## YOUR GOAL:
Print all entries word for word.

## SUPPLIED DATA:
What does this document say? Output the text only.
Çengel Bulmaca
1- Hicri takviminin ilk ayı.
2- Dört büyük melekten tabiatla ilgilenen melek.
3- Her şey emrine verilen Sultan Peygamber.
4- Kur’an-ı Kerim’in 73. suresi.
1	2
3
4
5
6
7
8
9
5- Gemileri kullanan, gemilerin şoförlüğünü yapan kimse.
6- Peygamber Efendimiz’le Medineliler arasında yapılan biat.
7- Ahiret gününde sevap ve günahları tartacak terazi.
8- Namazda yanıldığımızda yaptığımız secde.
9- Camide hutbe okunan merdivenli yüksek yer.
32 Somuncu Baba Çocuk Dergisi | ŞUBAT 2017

## RESULT:
What does this document say? Output the text only.
Çengel Bulmaca
1- Hicri takviminin ilk ayı.
2- Dört büyük melekten tabiatla ilgilenen melek.
3- Her şey emrine verilen Sultan Peygamber.
4- Kur’an-ı Kerim’in 73. suresi.
1	2
3
4
5
6
7
8
9
5- Gemileri kullanan, gemilerin şoförlüğünü yapan kimse.
6- Peygamber Efendimiz’le Medineliler arasında yapılan biat.
7- Ahiret gününde sevap ve günahları tartacak terazi.
8- Namazda yanıldığımızda yaptığımız secde.
9- Camide hutbe okunan merdivenli yüksek yer.
32 Somuncu Baba Çocuk Dergisi | ŞUBAT 2017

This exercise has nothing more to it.